*Task objective:* Locate each line in the records containing "Кемеровской". Copy it.

*Records for the exercise:*
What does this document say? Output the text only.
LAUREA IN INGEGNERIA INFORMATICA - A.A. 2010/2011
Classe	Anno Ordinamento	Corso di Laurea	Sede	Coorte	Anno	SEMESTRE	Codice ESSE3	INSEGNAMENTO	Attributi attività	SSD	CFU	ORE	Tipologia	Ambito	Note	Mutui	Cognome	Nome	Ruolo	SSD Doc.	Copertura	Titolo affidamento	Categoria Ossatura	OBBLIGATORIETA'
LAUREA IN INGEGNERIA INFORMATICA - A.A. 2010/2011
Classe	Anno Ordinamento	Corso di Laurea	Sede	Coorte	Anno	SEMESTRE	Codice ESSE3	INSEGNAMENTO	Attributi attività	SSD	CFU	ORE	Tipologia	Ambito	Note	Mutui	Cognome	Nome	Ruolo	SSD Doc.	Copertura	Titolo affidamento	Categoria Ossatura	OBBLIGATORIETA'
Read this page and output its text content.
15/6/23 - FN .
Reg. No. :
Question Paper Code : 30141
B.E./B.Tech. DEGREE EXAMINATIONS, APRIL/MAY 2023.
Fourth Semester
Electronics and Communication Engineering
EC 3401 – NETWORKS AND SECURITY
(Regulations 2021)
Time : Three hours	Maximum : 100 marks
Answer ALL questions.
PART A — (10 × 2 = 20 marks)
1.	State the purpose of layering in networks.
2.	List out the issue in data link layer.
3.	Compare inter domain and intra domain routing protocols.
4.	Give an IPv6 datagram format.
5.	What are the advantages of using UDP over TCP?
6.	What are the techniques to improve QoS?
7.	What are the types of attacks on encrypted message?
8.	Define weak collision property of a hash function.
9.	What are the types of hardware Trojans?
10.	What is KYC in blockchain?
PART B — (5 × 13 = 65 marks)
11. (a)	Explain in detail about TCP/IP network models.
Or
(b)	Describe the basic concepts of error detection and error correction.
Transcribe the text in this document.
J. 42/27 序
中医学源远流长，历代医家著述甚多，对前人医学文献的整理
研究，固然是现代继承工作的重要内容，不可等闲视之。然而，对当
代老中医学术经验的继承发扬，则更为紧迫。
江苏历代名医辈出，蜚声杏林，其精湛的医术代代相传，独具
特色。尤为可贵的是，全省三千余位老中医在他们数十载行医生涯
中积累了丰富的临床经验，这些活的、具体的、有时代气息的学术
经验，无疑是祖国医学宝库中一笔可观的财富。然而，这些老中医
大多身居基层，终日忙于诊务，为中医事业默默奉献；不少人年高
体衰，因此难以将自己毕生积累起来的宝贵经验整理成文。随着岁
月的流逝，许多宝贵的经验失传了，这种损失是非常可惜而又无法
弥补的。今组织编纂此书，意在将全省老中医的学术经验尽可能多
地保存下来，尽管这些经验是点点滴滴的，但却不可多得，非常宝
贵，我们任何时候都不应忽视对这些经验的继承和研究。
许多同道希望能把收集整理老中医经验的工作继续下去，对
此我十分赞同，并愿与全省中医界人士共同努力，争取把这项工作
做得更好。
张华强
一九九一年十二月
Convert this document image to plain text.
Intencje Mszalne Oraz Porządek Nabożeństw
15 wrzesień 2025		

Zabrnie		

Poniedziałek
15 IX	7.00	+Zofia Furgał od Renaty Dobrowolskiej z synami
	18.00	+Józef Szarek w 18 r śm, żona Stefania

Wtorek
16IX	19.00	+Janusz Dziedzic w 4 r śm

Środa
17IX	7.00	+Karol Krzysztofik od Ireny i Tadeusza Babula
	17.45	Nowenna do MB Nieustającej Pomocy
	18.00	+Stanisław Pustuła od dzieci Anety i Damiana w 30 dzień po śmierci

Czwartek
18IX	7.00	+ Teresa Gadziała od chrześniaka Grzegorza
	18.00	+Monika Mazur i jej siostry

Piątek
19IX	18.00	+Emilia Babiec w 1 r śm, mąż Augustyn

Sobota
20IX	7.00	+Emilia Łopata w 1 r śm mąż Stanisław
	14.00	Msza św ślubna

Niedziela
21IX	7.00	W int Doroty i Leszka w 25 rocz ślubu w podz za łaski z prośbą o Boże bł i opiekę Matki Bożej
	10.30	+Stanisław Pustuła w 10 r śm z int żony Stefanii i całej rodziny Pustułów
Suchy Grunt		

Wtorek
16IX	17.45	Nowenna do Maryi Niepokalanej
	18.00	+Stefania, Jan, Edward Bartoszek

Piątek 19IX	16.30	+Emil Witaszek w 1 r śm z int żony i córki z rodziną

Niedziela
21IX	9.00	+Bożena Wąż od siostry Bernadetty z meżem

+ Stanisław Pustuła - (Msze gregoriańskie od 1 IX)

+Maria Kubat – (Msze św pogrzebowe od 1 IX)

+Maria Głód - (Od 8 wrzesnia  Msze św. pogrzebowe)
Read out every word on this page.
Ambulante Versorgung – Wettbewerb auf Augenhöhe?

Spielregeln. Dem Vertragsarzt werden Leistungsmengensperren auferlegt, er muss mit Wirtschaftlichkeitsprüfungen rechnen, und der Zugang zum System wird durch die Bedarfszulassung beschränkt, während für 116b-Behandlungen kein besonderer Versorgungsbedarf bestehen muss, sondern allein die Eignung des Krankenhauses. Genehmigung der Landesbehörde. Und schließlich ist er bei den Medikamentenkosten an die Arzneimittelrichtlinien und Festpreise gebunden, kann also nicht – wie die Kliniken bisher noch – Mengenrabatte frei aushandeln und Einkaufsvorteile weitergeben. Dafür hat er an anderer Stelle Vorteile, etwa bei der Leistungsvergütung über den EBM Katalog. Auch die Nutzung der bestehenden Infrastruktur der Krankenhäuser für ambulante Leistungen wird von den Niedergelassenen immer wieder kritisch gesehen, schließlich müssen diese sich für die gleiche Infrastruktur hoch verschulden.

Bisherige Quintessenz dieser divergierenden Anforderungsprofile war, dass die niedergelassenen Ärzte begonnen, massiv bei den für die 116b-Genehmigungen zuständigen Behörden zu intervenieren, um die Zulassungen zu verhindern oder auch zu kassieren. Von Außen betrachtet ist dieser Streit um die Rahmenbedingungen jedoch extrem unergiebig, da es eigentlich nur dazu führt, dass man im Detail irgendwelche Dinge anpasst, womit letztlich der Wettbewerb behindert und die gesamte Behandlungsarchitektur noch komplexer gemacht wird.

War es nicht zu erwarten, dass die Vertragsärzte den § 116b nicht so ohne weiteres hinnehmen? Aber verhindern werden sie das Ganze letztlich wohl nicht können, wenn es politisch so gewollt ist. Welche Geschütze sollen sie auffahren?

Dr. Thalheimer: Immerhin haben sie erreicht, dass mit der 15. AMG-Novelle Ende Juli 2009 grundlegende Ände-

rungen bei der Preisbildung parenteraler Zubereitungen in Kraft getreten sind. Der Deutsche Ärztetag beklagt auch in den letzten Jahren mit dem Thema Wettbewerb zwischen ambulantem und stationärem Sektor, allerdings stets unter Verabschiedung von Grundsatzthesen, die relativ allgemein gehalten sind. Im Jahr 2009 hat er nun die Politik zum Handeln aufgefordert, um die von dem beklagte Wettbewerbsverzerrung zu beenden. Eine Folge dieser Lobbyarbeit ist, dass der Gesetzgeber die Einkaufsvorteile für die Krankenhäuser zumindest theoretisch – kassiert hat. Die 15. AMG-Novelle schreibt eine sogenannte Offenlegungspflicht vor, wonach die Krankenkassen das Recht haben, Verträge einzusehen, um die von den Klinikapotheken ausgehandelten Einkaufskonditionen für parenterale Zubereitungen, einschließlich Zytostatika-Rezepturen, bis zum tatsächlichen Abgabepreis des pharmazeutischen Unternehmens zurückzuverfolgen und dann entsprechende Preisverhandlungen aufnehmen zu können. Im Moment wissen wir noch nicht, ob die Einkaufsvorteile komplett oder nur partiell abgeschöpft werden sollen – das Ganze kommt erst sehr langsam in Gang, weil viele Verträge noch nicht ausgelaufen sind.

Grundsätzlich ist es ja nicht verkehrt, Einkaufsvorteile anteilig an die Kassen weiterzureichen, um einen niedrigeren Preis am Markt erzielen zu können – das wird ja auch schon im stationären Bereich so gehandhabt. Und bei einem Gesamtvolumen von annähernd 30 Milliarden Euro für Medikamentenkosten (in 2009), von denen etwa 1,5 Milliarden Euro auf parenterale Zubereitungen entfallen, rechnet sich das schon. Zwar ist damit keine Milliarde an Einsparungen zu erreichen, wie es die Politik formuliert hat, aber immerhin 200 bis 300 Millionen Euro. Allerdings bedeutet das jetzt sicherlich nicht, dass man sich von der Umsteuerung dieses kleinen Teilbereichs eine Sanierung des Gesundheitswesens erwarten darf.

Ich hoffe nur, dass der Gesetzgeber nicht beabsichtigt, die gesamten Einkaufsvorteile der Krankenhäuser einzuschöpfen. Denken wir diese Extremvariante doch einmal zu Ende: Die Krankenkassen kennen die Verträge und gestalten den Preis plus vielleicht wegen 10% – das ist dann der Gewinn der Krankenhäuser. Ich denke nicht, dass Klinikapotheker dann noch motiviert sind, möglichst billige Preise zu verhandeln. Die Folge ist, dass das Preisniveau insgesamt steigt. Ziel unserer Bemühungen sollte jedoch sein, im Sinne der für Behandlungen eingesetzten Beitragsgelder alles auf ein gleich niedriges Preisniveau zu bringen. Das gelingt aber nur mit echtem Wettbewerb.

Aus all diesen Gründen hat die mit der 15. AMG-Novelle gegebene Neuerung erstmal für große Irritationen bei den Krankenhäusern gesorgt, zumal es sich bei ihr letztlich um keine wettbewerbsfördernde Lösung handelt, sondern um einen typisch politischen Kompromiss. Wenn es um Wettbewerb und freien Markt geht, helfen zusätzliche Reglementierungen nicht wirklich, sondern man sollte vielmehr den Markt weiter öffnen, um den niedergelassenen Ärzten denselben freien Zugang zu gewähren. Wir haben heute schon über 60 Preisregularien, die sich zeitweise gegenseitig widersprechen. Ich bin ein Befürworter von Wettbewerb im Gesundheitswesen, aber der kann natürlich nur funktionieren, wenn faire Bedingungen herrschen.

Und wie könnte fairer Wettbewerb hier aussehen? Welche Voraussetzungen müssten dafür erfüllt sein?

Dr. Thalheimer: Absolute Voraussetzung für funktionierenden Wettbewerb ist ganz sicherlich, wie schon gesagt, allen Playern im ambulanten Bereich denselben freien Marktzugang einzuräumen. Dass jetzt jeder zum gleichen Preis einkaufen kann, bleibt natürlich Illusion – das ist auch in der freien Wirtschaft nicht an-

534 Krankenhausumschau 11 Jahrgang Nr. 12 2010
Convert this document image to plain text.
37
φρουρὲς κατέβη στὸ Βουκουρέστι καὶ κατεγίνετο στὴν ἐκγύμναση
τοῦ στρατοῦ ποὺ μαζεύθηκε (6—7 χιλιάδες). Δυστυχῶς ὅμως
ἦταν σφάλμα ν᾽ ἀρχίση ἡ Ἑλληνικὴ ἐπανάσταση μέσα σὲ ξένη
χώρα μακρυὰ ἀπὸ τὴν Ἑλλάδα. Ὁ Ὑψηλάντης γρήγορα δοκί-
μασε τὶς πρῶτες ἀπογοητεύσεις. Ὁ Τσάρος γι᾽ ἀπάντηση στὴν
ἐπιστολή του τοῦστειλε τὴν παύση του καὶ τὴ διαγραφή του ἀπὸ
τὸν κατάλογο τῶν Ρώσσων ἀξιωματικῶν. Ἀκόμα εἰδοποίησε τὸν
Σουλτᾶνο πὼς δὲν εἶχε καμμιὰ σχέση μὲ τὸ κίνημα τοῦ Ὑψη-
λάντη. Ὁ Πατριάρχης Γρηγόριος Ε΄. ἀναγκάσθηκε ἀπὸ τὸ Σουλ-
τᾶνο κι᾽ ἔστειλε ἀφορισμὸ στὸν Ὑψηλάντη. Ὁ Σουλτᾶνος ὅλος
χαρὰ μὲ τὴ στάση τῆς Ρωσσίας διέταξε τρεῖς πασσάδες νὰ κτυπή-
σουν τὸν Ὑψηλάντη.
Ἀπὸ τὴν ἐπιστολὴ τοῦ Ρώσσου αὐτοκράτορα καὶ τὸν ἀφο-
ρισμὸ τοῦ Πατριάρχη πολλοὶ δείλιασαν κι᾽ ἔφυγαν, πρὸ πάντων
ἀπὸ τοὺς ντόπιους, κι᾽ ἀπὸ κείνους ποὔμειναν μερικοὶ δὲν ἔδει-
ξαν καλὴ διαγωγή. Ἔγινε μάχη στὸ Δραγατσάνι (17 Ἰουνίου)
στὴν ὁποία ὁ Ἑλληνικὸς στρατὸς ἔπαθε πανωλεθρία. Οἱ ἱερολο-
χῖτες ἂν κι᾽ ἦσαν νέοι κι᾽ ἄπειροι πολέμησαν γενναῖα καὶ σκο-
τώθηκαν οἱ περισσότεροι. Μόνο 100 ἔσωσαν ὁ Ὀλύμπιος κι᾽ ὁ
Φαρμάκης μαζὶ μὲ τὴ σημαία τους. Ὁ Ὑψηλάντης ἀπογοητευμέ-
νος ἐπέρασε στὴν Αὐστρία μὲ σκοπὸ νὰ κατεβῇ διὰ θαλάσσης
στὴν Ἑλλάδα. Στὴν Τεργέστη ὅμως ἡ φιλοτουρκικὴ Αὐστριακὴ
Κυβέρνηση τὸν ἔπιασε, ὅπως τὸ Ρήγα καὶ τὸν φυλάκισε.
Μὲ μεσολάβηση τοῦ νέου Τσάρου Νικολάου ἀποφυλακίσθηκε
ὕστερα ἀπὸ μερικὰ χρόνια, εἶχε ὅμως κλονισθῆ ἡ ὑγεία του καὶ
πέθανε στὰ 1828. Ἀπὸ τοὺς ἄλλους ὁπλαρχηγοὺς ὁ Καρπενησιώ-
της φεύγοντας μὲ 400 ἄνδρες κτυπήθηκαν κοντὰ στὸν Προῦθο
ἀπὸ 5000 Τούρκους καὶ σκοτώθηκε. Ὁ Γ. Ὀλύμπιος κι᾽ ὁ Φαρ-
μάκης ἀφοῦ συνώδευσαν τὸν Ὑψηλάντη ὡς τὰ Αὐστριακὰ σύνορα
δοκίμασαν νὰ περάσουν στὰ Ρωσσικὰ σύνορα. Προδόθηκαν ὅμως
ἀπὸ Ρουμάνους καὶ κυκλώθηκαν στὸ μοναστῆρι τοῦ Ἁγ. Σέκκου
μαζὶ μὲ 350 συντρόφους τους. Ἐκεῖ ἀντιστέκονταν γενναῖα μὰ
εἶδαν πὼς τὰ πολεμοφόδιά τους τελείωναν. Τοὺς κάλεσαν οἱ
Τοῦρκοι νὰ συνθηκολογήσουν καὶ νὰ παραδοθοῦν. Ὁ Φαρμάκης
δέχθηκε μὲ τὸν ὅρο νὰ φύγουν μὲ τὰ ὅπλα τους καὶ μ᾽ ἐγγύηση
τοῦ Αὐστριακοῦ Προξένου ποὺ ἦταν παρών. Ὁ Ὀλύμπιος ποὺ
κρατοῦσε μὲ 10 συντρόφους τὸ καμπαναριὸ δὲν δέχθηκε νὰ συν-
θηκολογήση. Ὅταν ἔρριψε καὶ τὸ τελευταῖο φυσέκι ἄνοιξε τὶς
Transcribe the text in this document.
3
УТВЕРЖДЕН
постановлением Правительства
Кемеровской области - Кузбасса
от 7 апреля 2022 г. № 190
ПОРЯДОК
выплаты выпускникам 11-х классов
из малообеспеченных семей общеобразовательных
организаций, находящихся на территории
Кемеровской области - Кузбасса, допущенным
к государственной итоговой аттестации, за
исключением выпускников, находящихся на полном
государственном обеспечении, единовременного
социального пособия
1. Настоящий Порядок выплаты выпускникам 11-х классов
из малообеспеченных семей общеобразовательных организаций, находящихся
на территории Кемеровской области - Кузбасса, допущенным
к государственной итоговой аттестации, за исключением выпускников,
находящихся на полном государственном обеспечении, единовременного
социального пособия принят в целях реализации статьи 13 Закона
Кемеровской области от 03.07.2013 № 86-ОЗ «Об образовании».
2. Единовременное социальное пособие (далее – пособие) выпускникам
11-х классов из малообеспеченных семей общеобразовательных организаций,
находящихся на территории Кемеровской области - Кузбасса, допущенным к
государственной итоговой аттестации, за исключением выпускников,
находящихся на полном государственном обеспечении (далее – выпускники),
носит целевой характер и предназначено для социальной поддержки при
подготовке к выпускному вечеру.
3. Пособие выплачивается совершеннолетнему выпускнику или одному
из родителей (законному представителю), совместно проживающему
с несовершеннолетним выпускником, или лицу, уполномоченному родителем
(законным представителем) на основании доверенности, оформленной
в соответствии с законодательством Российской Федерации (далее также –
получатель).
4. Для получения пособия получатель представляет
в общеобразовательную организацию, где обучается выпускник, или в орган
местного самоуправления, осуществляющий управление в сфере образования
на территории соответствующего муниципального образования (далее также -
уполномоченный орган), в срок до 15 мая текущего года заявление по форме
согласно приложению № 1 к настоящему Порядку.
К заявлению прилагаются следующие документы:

*Complete output:*
Кемеровской области - Кузбасса
Кемеровской области - Кузбасса, допущенным
на территории Кемеровской области - Кузбасса, допущенным
Кемеровской области от 03.07.2013 № 86-ОЗ «Об образовании».
находящихся на территории Кемеровской области - Кузбасса, допущенным к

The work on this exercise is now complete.